===== Recorded data =====

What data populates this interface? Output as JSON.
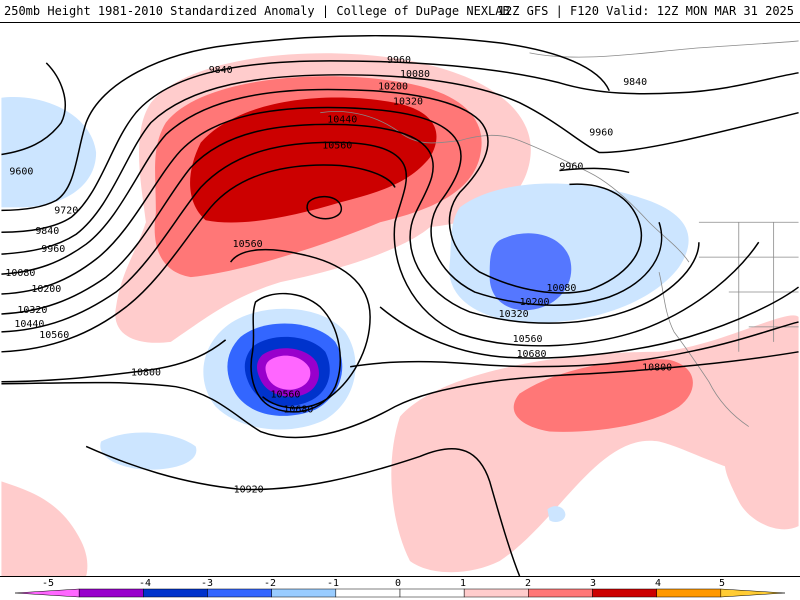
{
  "header": {
    "left_title": "250mb Height 1981-2010 Standardized Anomaly | College of DuPage NEXLAB",
    "right_title": "12Z GFS | F120 Valid: 12Z MON MAR 31 2025"
  },
  "map": {
    "background_color": "#ffffff",
    "contour_color": "#000000",
    "height_contours": [
      "9600",
      "9720",
      "9840",
      "9960",
      "10080",
      "10200",
      "10320",
      "10440",
      "10560",
      "10680",
      "10800",
      "10920"
    ],
    "contour_labels": [
      {
        "text": "9840"
      },
      {
        "text": "9960"
      },
      {
        "text": "10080"
      },
      {
        "text": "10200"
      },
      {
        "text": "10320"
      },
      {
        "text": "10440"
      },
      {
        "text": "10560"
      },
      {
        "text": "9840"
      },
      {
        "text": "9960"
      },
      {
        "text": "9960"
      },
      {
        "text": "9600"
      },
      {
        "text": "9720"
      },
      {
        "text": "9840"
      },
      {
        "text": "9960"
      },
      {
        "text": "10080"
      },
      {
        "text": "10200"
      },
      {
        "text": "10320"
      },
      {
        "text": "10440"
      },
      {
        "text": "10560"
      },
      {
        "text": "10560"
      },
      {
        "text": "10080"
      },
      {
        "text": "10200"
      },
      {
        "text": "10320"
      },
      {
        "text": "10560"
      },
      {
        "text": "10680"
      },
      {
        "text": "10800"
      },
      {
        "text": "10560"
      },
      {
        "text": "10680"
      },
      {
        "text": "10800"
      },
      {
        "text": "10920"
      }
    ]
  },
  "colorbar": {
    "ticks": [
      "-5",
      "-4",
      "-3",
      "-2",
      "-1",
      "0",
      "1",
      "2",
      "3",
      "4",
      "5"
    ],
    "colors": [
      "#ff66ff",
      "#9900cc",
      "#0033cc",
      "#3366ff",
      "#99ccff",
      "#ffffff",
      "#ffffff",
      "#ffcccc",
      "#ff7777",
      "#cc0000",
      "#ff9900",
      "#ffcc33"
    ]
  }
}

=====

# Work to be completed
Quote the data exactly, leaving every image out of the copy.

# Result of the task
What data populates this interface? Output as JSON.
{
  "header": {
    "left_title": "250mb Height 1981-2010 Standardized Anomaly | College of DuPage NEXLAB",
    "right_title": "12Z GFS | F120 Valid: 12Z MON MAR 31 2025"
  },
  "map": {
    "background_color": "#ffffff",
    "contour_color": "#000000",
    "height_contours": [
      "9600",
      "9720",
      "9840",
      "9960",
      "10080",
      "10200",
      "10320",
      "10440",
      "10560",
      "10680",
      "10800",
      "10920"
    ],
    "contour_labels": [
      {
        "text": "9840"
      },
      {
        "text": "9960"
      },
      {
        "text": "10080"
      },
      {
        "text": "10200"
      },
      {
        "text": "10320"
      },
      {
        "text": "10440"
      },
      {
        "text": "10560"
      },
      {
        "text": "9840"
      },
      {
        "text": "9960"
      },
      {
        "text": "9960"
      },
      {
        "text": "9600"
      },
      {
        "text": "9720"
      },
      {
        "text": "9840"
      },
      {
        "text": "9960"
      },
      {
        "text": "10080"
      },
      {
        "text": "10200"
      },
      {
        "text": "10320"
      },
      {
        "text": "10440"
      },
      {
        "text": "10560"
      },
      {
        "text": "10560"
      },
      {
        "text": "10080"
      },
      {
        "text": "10200"
      },
      {
        "text": "10320"
      },
      {
        "text": "10560"
      },
      {
        "text": "10680"
      },
      {
        "text": "10800"
      },
      {
        "text": "10560"
      },
      {
        "text": "10680"
      },
      {
        "text": "10800"
      },
      {
        "text": "10920"
      }
    ]
  },
  "colorbar": {
    "ticks": [
      "-5",
      "-4",
      "-3",
      "-2",
      "-1",
      "0",
      "1",
      "2",
      "3",
      "4",
      "5"
    ],
    "colors": [
      "#ff66ff",
      "#9900cc",
      "#0033cc",
      "#3366ff",
      "#99ccff",
      "#ffffff",
      "#ffffff",
      "#ffcccc",
      "#ff7777",
      "#cc0000",
      "#ff9900",
      "#ffcc33"
    ]
  }
}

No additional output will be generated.